## [AIM OF THE EXERCISE]
Find the line with "Output a JSON", then retype it and each later line through the last, exactly. Leave out pictures.

## [MATERIAL FOR THIS EXERCISE]

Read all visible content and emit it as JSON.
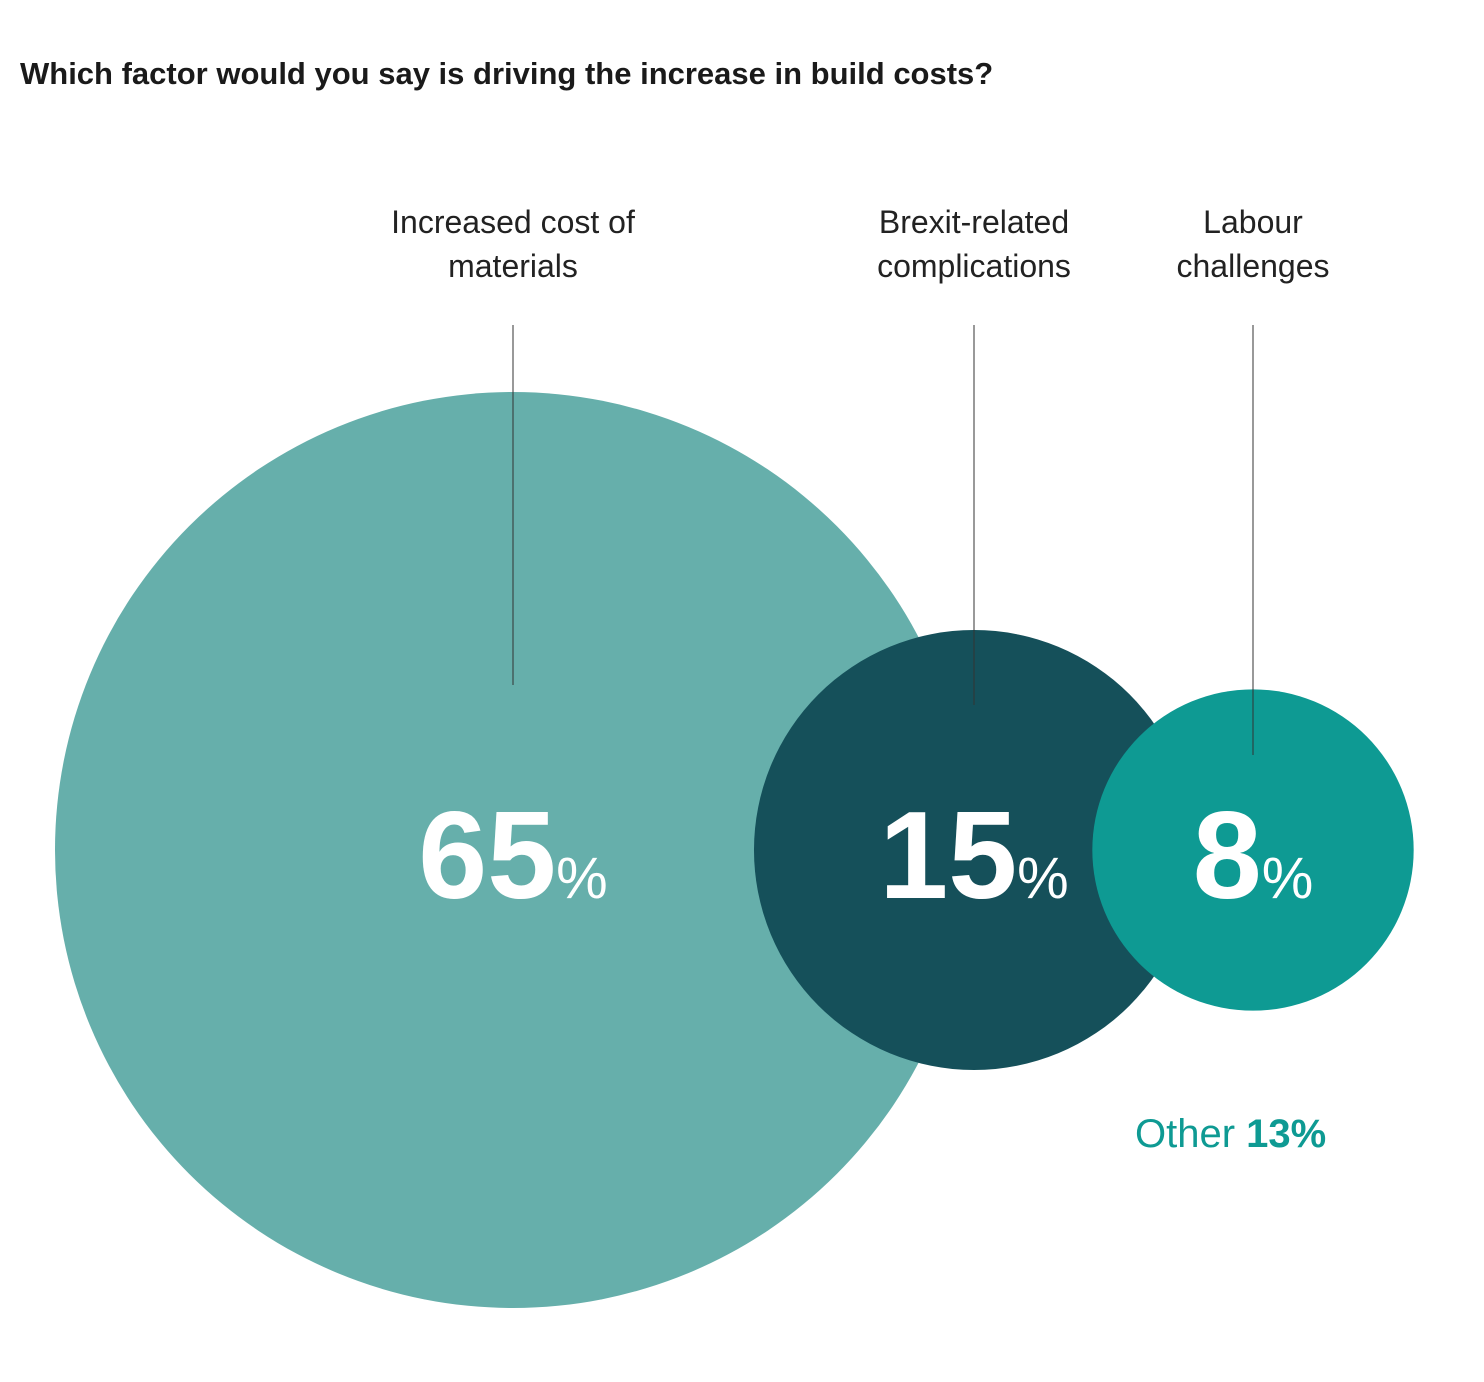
{
  "chart_data": {
    "type": "bubble",
    "title": "Which factor would you say is driving the increase in build costs?",
    "categories": [
      "Increased cost of materials",
      "Brexit-related complications",
      "Labour challenges"
    ],
    "values": [
      65,
      15,
      8
    ],
    "value_labels": [
      "65%",
      "15%",
      "8%"
    ],
    "colors": [
      "#66afab",
      "#15505a",
      "#0e9a93"
    ],
    "annotation": {
      "label": "Other",
      "value": 13,
      "value_label": "13%"
    }
  }
}
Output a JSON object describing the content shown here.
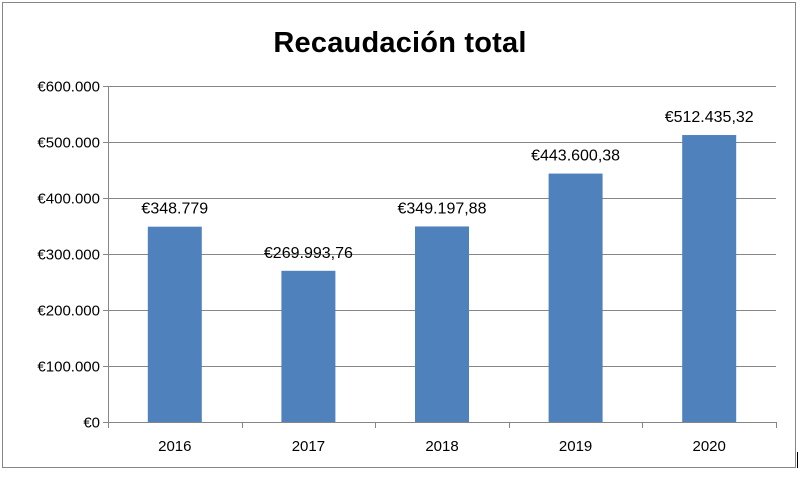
{
  "chart_data": {
    "type": "bar",
    "title": "Recaudación total",
    "categories": [
      "2016",
      "2017",
      "2018",
      "2019",
      "2020"
    ],
    "values": [
      348779,
      269993.76,
      349197.88,
      443600.38,
      512435.32
    ],
    "data_labels": [
      "€348.779",
      "€269.993,76",
      "€349.197,88",
      "€443.600,38",
      "€512.435,32"
    ],
    "y_ticks": [
      0,
      100000,
      200000,
      300000,
      400000,
      500000,
      600000
    ],
    "y_tick_labels": [
      "€0",
      "€100.000",
      "€200.000",
      "€300.000",
      "€400.000",
      "€500.000",
      "€600.000"
    ],
    "ylim": [
      0,
      600000
    ],
    "grid": true,
    "legend": "none",
    "bar_color": "#4f81bd",
    "xlabel": "",
    "ylabel": ""
  }
}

## [SOLVED EXERCISE]
Output a JSON object describing the content shown here.
{
  "chart_data": {
    "type": "bar",
    "title": "Recaudación total",
    "categories": [
      "2016",
      "2017",
      "2018",
      "2019",
      "2020"
    ],
    "values": [
      348779,
      269993.76,
      349197.88,
      443600.38,
      512435.32
    ],
    "data_labels": [
      "€348.779",
      "€269.993,76",
      "€349.197,88",
      "€443.600,38",
      "€512.435,32"
    ],
    "y_ticks": [
      0,
      100000,
      200000,
      300000,
      400000,
      500000,
      600000
    ],
    "y_tick_labels": [
      "€0",
      "€100.000",
      "€200.000",
      "€300.000",
      "€400.000",
      "€500.000",
      "€600.000"
    ],
    "ylim": [
      0,
      600000
    ],
    "grid": true,
    "legend": "none",
    "bar_color": "#4f81bd",
    "xlabel": "",
    "ylabel": ""
  }
}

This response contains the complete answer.